▶ **Work to complete**: Give the number of lines that contain the string "năng", and nothing else.

▶ **Source records**:
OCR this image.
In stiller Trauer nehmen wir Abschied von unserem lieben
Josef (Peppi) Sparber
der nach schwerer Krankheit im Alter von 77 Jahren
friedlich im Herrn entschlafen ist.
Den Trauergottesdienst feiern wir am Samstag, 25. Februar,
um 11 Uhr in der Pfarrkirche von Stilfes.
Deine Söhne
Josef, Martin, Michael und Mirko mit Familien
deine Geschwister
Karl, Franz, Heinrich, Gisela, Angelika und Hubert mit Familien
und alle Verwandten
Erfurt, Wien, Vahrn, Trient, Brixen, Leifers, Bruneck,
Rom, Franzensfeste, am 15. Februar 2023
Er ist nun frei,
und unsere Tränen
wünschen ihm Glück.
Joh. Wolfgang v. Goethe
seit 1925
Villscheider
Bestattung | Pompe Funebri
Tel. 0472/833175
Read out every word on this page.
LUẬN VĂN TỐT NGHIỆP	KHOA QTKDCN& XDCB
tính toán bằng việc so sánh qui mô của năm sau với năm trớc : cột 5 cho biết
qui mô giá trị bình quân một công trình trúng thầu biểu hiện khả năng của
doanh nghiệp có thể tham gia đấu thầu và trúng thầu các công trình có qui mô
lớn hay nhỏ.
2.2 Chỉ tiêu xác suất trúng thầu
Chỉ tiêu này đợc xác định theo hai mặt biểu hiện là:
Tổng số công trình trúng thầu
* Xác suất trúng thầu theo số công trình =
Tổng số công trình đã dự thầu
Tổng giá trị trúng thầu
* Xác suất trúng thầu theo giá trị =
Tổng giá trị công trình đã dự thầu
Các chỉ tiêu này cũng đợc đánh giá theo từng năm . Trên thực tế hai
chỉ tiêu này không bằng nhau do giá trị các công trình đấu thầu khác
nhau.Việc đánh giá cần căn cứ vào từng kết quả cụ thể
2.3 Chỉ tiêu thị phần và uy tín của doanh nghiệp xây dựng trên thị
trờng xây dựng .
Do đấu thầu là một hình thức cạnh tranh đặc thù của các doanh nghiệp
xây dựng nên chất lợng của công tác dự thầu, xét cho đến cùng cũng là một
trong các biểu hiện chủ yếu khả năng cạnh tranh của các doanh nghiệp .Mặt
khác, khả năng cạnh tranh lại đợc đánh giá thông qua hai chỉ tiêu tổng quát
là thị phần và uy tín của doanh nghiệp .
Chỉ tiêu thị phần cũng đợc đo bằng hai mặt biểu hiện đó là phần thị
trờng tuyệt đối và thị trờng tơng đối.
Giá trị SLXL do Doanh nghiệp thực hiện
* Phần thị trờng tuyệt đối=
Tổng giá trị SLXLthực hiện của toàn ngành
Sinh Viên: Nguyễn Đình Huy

▶ **Exercise solution**: 3